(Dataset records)
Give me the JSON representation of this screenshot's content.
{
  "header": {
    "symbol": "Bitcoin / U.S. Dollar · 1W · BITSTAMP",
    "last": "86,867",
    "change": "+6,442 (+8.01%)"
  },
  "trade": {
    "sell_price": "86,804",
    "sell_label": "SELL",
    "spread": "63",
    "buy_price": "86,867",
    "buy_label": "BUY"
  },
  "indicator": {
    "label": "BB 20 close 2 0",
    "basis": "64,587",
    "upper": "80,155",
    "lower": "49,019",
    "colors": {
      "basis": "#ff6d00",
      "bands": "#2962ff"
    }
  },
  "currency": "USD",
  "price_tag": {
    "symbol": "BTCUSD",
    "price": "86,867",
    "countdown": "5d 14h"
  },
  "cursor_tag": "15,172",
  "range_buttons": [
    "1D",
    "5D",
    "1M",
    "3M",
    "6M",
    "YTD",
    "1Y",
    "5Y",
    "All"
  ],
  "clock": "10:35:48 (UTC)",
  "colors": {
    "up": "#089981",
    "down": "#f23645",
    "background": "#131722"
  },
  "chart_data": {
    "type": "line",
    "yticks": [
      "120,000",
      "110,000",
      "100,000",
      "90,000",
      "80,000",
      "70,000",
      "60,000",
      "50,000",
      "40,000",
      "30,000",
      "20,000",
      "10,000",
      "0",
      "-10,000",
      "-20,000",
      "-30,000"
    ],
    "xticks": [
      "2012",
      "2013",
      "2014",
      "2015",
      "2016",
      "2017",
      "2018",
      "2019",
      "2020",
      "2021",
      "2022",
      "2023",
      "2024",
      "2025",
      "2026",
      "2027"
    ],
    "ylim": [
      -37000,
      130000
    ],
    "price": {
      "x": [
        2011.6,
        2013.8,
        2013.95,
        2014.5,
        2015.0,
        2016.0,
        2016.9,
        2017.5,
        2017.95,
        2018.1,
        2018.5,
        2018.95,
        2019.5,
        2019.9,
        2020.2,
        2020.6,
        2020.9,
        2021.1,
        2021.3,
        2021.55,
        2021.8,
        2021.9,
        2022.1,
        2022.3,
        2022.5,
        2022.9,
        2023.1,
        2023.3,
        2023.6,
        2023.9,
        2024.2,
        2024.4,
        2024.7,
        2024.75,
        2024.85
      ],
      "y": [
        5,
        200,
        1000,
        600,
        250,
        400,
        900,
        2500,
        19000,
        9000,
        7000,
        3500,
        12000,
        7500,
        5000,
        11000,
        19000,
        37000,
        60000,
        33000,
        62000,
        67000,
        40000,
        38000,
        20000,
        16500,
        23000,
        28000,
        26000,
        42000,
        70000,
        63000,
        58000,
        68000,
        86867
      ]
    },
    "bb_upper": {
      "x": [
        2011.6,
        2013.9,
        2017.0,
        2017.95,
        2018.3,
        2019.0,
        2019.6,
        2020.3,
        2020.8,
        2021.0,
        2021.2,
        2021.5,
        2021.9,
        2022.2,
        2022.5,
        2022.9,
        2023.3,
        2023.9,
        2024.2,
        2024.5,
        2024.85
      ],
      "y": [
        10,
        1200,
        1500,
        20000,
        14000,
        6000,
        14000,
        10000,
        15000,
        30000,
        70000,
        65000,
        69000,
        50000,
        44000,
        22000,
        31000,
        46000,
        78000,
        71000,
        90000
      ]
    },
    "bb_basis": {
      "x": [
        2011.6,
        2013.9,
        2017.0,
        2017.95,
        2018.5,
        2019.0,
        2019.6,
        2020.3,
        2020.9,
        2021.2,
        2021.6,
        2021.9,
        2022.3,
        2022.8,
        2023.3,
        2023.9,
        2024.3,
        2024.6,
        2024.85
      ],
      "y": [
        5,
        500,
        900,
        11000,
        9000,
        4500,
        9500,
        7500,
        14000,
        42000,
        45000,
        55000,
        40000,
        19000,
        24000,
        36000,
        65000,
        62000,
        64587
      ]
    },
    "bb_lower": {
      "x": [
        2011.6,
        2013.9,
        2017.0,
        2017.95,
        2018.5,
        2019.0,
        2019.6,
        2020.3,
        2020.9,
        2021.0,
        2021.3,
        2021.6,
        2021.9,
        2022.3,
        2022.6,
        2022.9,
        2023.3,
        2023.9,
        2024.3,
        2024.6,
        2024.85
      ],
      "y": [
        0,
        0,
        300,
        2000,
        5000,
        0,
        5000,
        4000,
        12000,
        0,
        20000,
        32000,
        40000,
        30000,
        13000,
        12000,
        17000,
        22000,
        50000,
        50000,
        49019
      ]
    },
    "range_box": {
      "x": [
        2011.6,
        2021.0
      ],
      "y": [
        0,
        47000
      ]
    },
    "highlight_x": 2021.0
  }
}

# Problem description
Retype all of the entries precisely as they are.

# Solution
Give me the JSON representation of this screenshot's content.
{
  "header": {
    "symbol": "Bitcoin / U.S. Dollar · 1W · BITSTAMP",
    "last": "86,867",
    "change": "+6,442 (+8.01%)"
  },
  "trade": {
    "sell_price": "86,804",
    "sell_label": "SELL",
    "spread": "63",
    "buy_price": "86,867",
    "buy_label": "BUY"
  },
  "indicator": {
    "label": "BB 20 close 2 0",
    "basis": "64,587",
    "upper": "80,155",
    "lower": "49,019",
    "colors": {
      "basis": "#ff6d00",
      "bands": "#2962ff"
    }
  },
  "currency": "USD",
  "price_tag": {
    "symbol": "BTCUSD",
    "price": "86,867",
    "countdown": "5d 14h"
  },
  "cursor_tag": "15,172",
  "range_buttons": [
    "1D",
    "5D",
    "1M",
    "3M",
    "6M",
    "YTD",
    "1Y",
    "5Y",
    "All"
  ],
  "clock": "10:35:48 (UTC)",
  "colors": {
    "up": "#089981",
    "down": "#f23645",
    "background": "#131722"
  },
  "chart_data": {
    "type": "line",
    "yticks": [
      "120,000",
      "110,000",
      "100,000",
      "90,000",
      "80,000",
      "70,000",
      "60,000",
      "50,000",
      "40,000",
      "30,000",
      "20,000",
      "10,000",
      "0",
      "-10,000",
      "-20,000",
      "-30,000"
    ],
    "xticks": [
      "2012",
      "2013",
      "2014",
      "2015",
      "2016",
      "2017",
      "2018",
      "2019",
      "2020",
      "2021",
      "2022",
      "2023",
      "2024",
      "2025",
      "2026",
      "2027"
    ],
    "ylim": [
      -37000,
      130000
    ],
    "price": {
      "x": [
        2011.6,
        2013.8,
        2013.95,
        2014.5,
        2015.0,
        2016.0,
        2016.9,
        2017.5,
        2017.95,
        2018.1,
        2018.5,
        2018.95,
        2019.5,
        2019.9,
        2020.2,
        2020.6,
        2020.9,
        2021.1,
        2021.3,
        2021.55,
        2021.8,
        2021.9,
        2022.1,
        2022.3,
        2022.5,
        2022.9,
        2023.1,
        2023.3,
        2023.6,
        2023.9,
        2024.2,
        2024.4,
        2024.7,
        2024.75,
        2024.85
      ],
      "y": [
        5,
        200,
        1000,
        600,
        250,
        400,
        900,
        2500,
        19000,
        9000,
        7000,
        3500,
        12000,
        7500,
        5000,
        11000,
        19000,
        37000,
        60000,
        33000,
        62000,
        67000,
        40000,
        38000,
        20000,
        16500,
        23000,
        28000,
        26000,
        42000,
        70000,
        63000,
        58000,
        68000,
        86867
      ]
    },
    "bb_upper": {
      "x": [
        2011.6,
        2013.9,
        2017.0,
        2017.95,
        2018.3,
        2019.0,
        2019.6,
        2020.3,
        2020.8,
        2021.0,
        2021.2,
        2021.5,
        2021.9,
        2022.2,
        2022.5,
        2022.9,
        2023.3,
        2023.9,
        2024.2,
        2024.5,
        2024.85
      ],
      "y": [
        10,
        1200,
        1500,
        20000,
        14000,
        6000,
        14000,
        10000,
        15000,
        30000,
        70000,
        65000,
        69000,
        50000,
        44000,
        22000,
        31000,
        46000,
        78000,
        71000,
        90000
      ]
    },
    "bb_basis": {
      "x": [
        2011.6,
        2013.9,
        2017.0,
        2017.95,
        2018.5,
        2019.0,
        2019.6,
        2020.3,
        2020.9,
        2021.2,
        2021.6,
        2021.9,
        2022.3,
        2022.8,
        2023.3,
        2023.9,
        2024.3,
        2024.6,
        2024.85
      ],
      "y": [
        5,
        500,
        900,
        11000,
        9000,
        4500,
        9500,
        7500,
        14000,
        42000,
        45000,
        55000,
        40000,
        19000,
        24000,
        36000,
        65000,
        62000,
        64587
      ]
    },
    "bb_lower": {
      "x": [
        2011.6,
        2013.9,
        2017.0,
        2017.95,
        2018.5,
        2019.0,
        2019.6,
        2020.3,
        2020.9,
        2021.0,
        2021.3,
        2021.6,
        2021.9,
        2022.3,
        2022.6,
        2022.9,
        2023.3,
        2023.9,
        2024.3,
        2024.6,
        2024.85
      ],
      "y": [
        0,
        0,
        300,
        2000,
        5000,
        0,
        5000,
        4000,
        12000,
        0,
        20000,
        32000,
        40000,
        30000,
        13000,
        12000,
        17000,
        22000,
        50000,
        50000,
        49019
      ]
    },
    "range_box": {
      "x": [
        2011.6,
        2021.0
      ],
      "y": [
        0,
        47000
      ]
    },
    "highlight_x": 2021.0
  }
}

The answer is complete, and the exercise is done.